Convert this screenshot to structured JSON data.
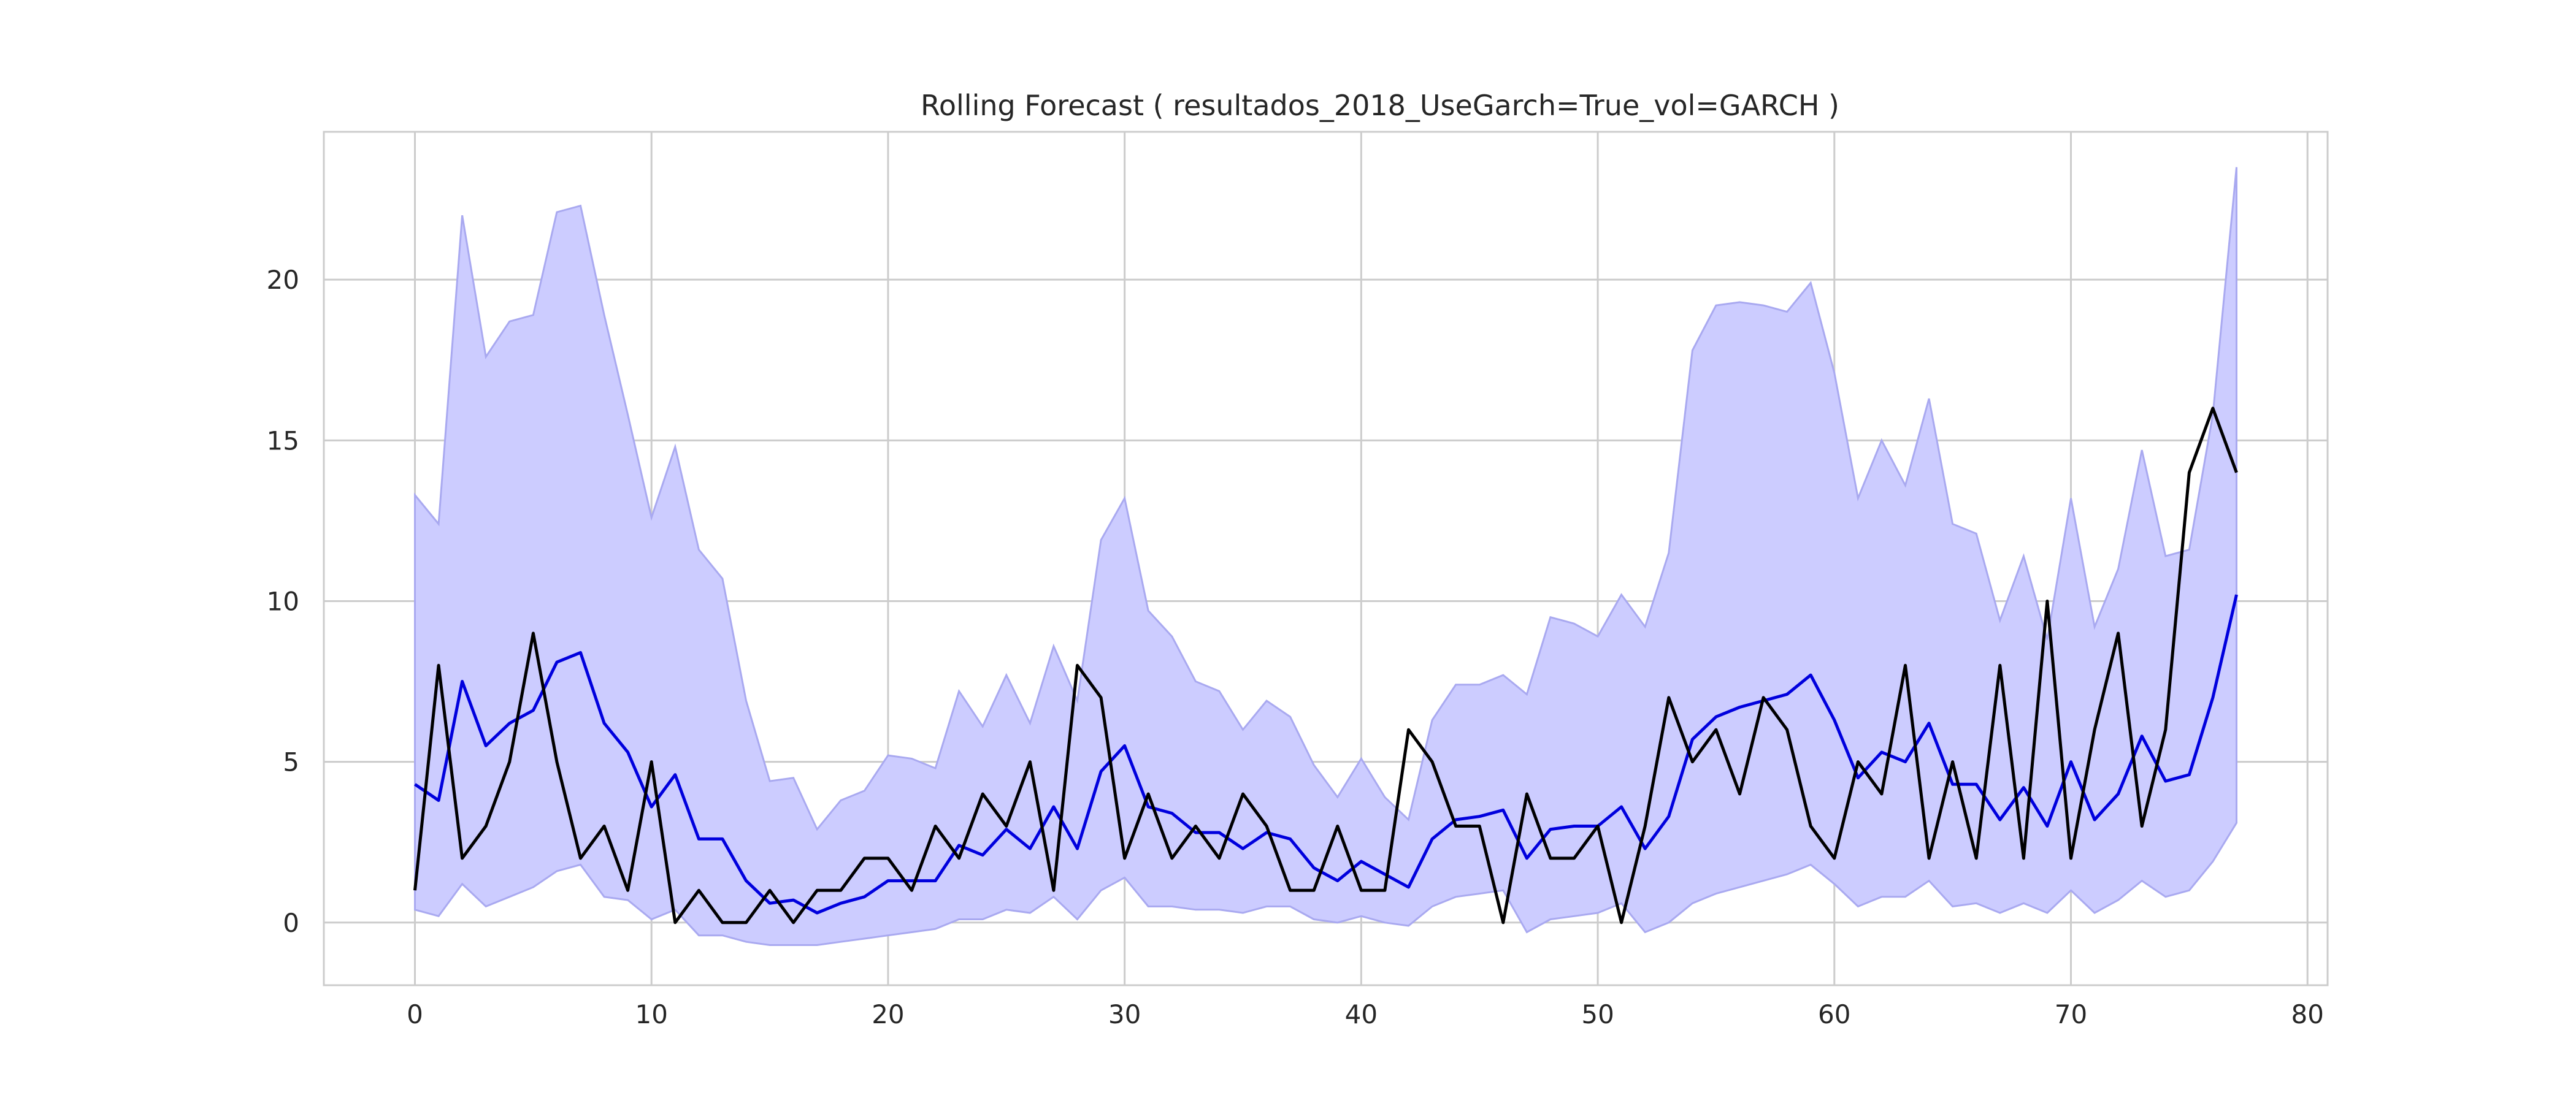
{
  "chart_data": {
    "type": "line",
    "title": "Rolling Forecast ( resultados_2018_UseGarch=True_vol=GARCH )",
    "xlabel": "",
    "ylabel": "",
    "xlim": [
      -3.85,
      80.85
    ],
    "ylim": [
      -1.95,
      24.6
    ],
    "xticks": [
      0,
      10,
      20,
      30,
      40,
      50,
      60,
      70,
      80
    ],
    "yticks": [
      0,
      5,
      10,
      15,
      20
    ],
    "grid": true,
    "legend": "none",
    "x": [
      0,
      1,
      2,
      3,
      4,
      5,
      6,
      7,
      8,
      9,
      10,
      11,
      12,
      13,
      14,
      15,
      16,
      17,
      18,
      19,
      20,
      21,
      22,
      23,
      24,
      25,
      26,
      27,
      28,
      29,
      30,
      31,
      32,
      33,
      34,
      35,
      36,
      37,
      38,
      39,
      40,
      41,
      42,
      43,
      44,
      45,
      46,
      47,
      48,
      49,
      50,
      51,
      52,
      53,
      54,
      55,
      56,
      57,
      58,
      59,
      60,
      61,
      62,
      63,
      64,
      65,
      66,
      67,
      68,
      69,
      70,
      71,
      72,
      73,
      74,
      75,
      76,
      77
    ],
    "band": {
      "color": "#ccccff",
      "edge_color": "#a9a9f0",
      "upper": [
        13.3,
        12.4,
        22.0,
        17.6,
        18.7,
        18.9,
        22.1,
        22.3,
        18.9,
        15.8,
        12.6,
        14.8,
        11.6,
        10.7,
        6.9,
        4.4,
        4.5,
        2.9,
        3.8,
        4.1,
        5.2,
        5.1,
        4.8,
        7.2,
        6.1,
        7.7,
        6.2,
        8.6,
        6.9,
        11.9,
        13.2,
        9.7,
        8.9,
        7.5,
        7.2,
        6.0,
        6.9,
        6.4,
        4.9,
        3.9,
        5.1,
        3.9,
        3.2,
        6.3,
        7.4,
        7.4,
        7.7,
        7.1,
        9.5,
        9.3,
        8.9,
        10.2,
        9.2,
        11.5,
        17.8,
        19.2,
        19.3,
        19.2,
        19.0,
        19.9,
        17.1,
        13.2,
        15.0,
        13.6,
        16.3,
        12.4,
        12.1,
        9.4,
        11.4,
        8.8,
        13.2,
        9.2,
        11.0,
        14.7,
        11.4,
        11.6,
        15.8,
        23.5
      ],
      "lower": [
        0.4,
        0.2,
        1.2,
        0.5,
        0.8,
        1.1,
        1.6,
        1.8,
        0.8,
        0.7,
        0.1,
        0.4,
        -0.4,
        -0.4,
        -0.6,
        -0.7,
        -0.7,
        -0.7,
        -0.6,
        -0.5,
        -0.4,
        -0.3,
        -0.2,
        0.1,
        0.1,
        0.4,
        0.3,
        0.8,
        0.1,
        1.0,
        1.4,
        0.5,
        0.5,
        0.4,
        0.4,
        0.3,
        0.5,
        0.5,
        0.1,
        0.0,
        0.2,
        0.0,
        -0.1,
        0.5,
        0.8,
        0.9,
        1.0,
        -0.3,
        0.1,
        0.2,
        0.3,
        0.6,
        -0.3,
        0.0,
        0.6,
        0.9,
        1.1,
        1.3,
        1.5,
        1.8,
        1.2,
        0.5,
        0.8,
        0.8,
        1.3,
        0.5,
        0.6,
        0.3,
        0.6,
        0.3,
        1.0,
        0.3,
        0.7,
        1.3,
        0.8,
        1.0,
        1.9,
        3.1
      ]
    },
    "series": [
      {
        "color": "#0000dd",
        "values": [
          4.3,
          3.8,
          7.5,
          5.5,
          6.2,
          6.6,
          8.1,
          8.4,
          6.2,
          5.3,
          3.6,
          4.6,
          2.6,
          2.6,
          1.3,
          0.6,
          0.7,
          0.3,
          0.6,
          0.8,
          1.3,
          1.3,
          1.3,
          2.4,
          2.1,
          2.9,
          2.3,
          3.6,
          2.3,
          4.7,
          5.5,
          3.6,
          3.4,
          2.8,
          2.8,
          2.3,
          2.8,
          2.6,
          1.7,
          1.3,
          1.9,
          1.5,
          1.1,
          2.6,
          3.2,
          3.3,
          3.5,
          2.0,
          2.9,
          3.0,
          3.0,
          3.6,
          2.3,
          3.3,
          5.7,
          6.4,
          6.7,
          6.9,
          7.1,
          7.7,
          6.3,
          4.5,
          5.3,
          5.0,
          6.2,
          4.3,
          4.3,
          3.2,
          4.2,
          3.0,
          5.0,
          3.2,
          4.0,
          5.8,
          4.4,
          4.6,
          7.0,
          10.2
        ]
      },
      {
        "color": "#000000",
        "values": [
          1,
          8,
          2,
          3,
          5,
          9,
          5,
          2,
          3,
          1,
          5,
          0,
          1,
          0,
          0,
          1,
          0,
          1,
          1,
          2,
          2,
          1,
          3,
          2,
          4,
          3,
          5,
          1,
          8,
          7,
          2,
          4,
          2,
          3,
          2,
          4,
          3,
          1,
          1,
          3,
          1,
          1,
          6,
          5,
          3,
          3,
          0,
          4,
          2,
          2,
          3,
          0,
          3,
          7,
          5,
          6,
          4,
          7,
          6,
          3,
          2,
          5,
          4,
          8,
          2,
          5,
          2,
          8,
          2,
          10,
          2,
          6,
          9,
          3,
          6,
          14,
          16,
          14
        ]
      }
    ]
  }
}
○ ○ ○ ○ ○ ○ ○
**Description of the task**
Transcribe the full listing above exactly, with the images removed.

**Answer below**
Convert this screenshot to structured JSON data.
{
  "chart_data": {
    "type": "line",
    "title": "Rolling Forecast ( resultados_2018_UseGarch=True_vol=GARCH )",
    "xlabel": "",
    "ylabel": "",
    "xlim": [
      -3.85,
      80.85
    ],
    "ylim": [
      -1.95,
      24.6
    ],
    "xticks": [
      0,
      10,
      20,
      30,
      40,
      50,
      60,
      70,
      80
    ],
    "yticks": [
      0,
      5,
      10,
      15,
      20
    ],
    "grid": true,
    "legend": "none",
    "x": [
      0,
      1,
      2,
      3,
      4,
      5,
      6,
      7,
      8,
      9,
      10,
      11,
      12,
      13,
      14,
      15,
      16,
      17,
      18,
      19,
      20,
      21,
      22,
      23,
      24,
      25,
      26,
      27,
      28,
      29,
      30,
      31,
      32,
      33,
      34,
      35,
      36,
      37,
      38,
      39,
      40,
      41,
      42,
      43,
      44,
      45,
      46,
      47,
      48,
      49,
      50,
      51,
      52,
      53,
      54,
      55,
      56,
      57,
      58,
      59,
      60,
      61,
      62,
      63,
      64,
      65,
      66,
      67,
      68,
      69,
      70,
      71,
      72,
      73,
      74,
      75,
      76,
      77
    ],
    "band": {
      "color": "#ccccff",
      "edge_color": "#a9a9f0",
      "upper": [
        13.3,
        12.4,
        22.0,
        17.6,
        18.7,
        18.9,
        22.1,
        22.3,
        18.9,
        15.8,
        12.6,
        14.8,
        11.6,
        10.7,
        6.9,
        4.4,
        4.5,
        2.9,
        3.8,
        4.1,
        5.2,
        5.1,
        4.8,
        7.2,
        6.1,
        7.7,
        6.2,
        8.6,
        6.9,
        11.9,
        13.2,
        9.7,
        8.9,
        7.5,
        7.2,
        6.0,
        6.9,
        6.4,
        4.9,
        3.9,
        5.1,
        3.9,
        3.2,
        6.3,
        7.4,
        7.4,
        7.7,
        7.1,
        9.5,
        9.3,
        8.9,
        10.2,
        9.2,
        11.5,
        17.8,
        19.2,
        19.3,
        19.2,
        19.0,
        19.9,
        17.1,
        13.2,
        15.0,
        13.6,
        16.3,
        12.4,
        12.1,
        9.4,
        11.4,
        8.8,
        13.2,
        9.2,
        11.0,
        14.7,
        11.4,
        11.6,
        15.8,
        23.5
      ],
      "lower": [
        0.4,
        0.2,
        1.2,
        0.5,
        0.8,
        1.1,
        1.6,
        1.8,
        0.8,
        0.7,
        0.1,
        0.4,
        -0.4,
        -0.4,
        -0.6,
        -0.7,
        -0.7,
        -0.7,
        -0.6,
        -0.5,
        -0.4,
        -0.3,
        -0.2,
        0.1,
        0.1,
        0.4,
        0.3,
        0.8,
        0.1,
        1.0,
        1.4,
        0.5,
        0.5,
        0.4,
        0.4,
        0.3,
        0.5,
        0.5,
        0.1,
        0.0,
        0.2,
        0.0,
        -0.1,
        0.5,
        0.8,
        0.9,
        1.0,
        -0.3,
        0.1,
        0.2,
        0.3,
        0.6,
        -0.3,
        0.0,
        0.6,
        0.9,
        1.1,
        1.3,
        1.5,
        1.8,
        1.2,
        0.5,
        0.8,
        0.8,
        1.3,
        0.5,
        0.6,
        0.3,
        0.6,
        0.3,
        1.0,
        0.3,
        0.7,
        1.3,
        0.8,
        1.0,
        1.9,
        3.1
      ]
    },
    "series": [
      {
        "color": "#0000dd",
        "values": [
          4.3,
          3.8,
          7.5,
          5.5,
          6.2,
          6.6,
          8.1,
          8.4,
          6.2,
          5.3,
          3.6,
          4.6,
          2.6,
          2.6,
          1.3,
          0.6,
          0.7,
          0.3,
          0.6,
          0.8,
          1.3,
          1.3,
          1.3,
          2.4,
          2.1,
          2.9,
          2.3,
          3.6,
          2.3,
          4.7,
          5.5,
          3.6,
          3.4,
          2.8,
          2.8,
          2.3,
          2.8,
          2.6,
          1.7,
          1.3,
          1.9,
          1.5,
          1.1,
          2.6,
          3.2,
          3.3,
          3.5,
          2.0,
          2.9,
          3.0,
          3.0,
          3.6,
          2.3,
          3.3,
          5.7,
          6.4,
          6.7,
          6.9,
          7.1,
          7.7,
          6.3,
          4.5,
          5.3,
          5.0,
          6.2,
          4.3,
          4.3,
          3.2,
          4.2,
          3.0,
          5.0,
          3.2,
          4.0,
          5.8,
          4.4,
          4.6,
          7.0,
          10.2
        ]
      },
      {
        "color": "#000000",
        "values": [
          1,
          8,
          2,
          3,
          5,
          9,
          5,
          2,
          3,
          1,
          5,
          0,
          1,
          0,
          0,
          1,
          0,
          1,
          1,
          2,
          2,
          1,
          3,
          2,
          4,
          3,
          5,
          1,
          8,
          7,
          2,
          4,
          2,
          3,
          2,
          4,
          3,
          1,
          1,
          3,
          1,
          1,
          6,
          5,
          3,
          3,
          0,
          4,
          2,
          2,
          3,
          0,
          3,
          7,
          5,
          6,
          4,
          7,
          6,
          3,
          2,
          5,
          4,
          8,
          2,
          5,
          2,
          8,
          2,
          10,
          2,
          6,
          9,
          3,
          6,
          14,
          16,
          14
        ]
      }
    ]
  }
}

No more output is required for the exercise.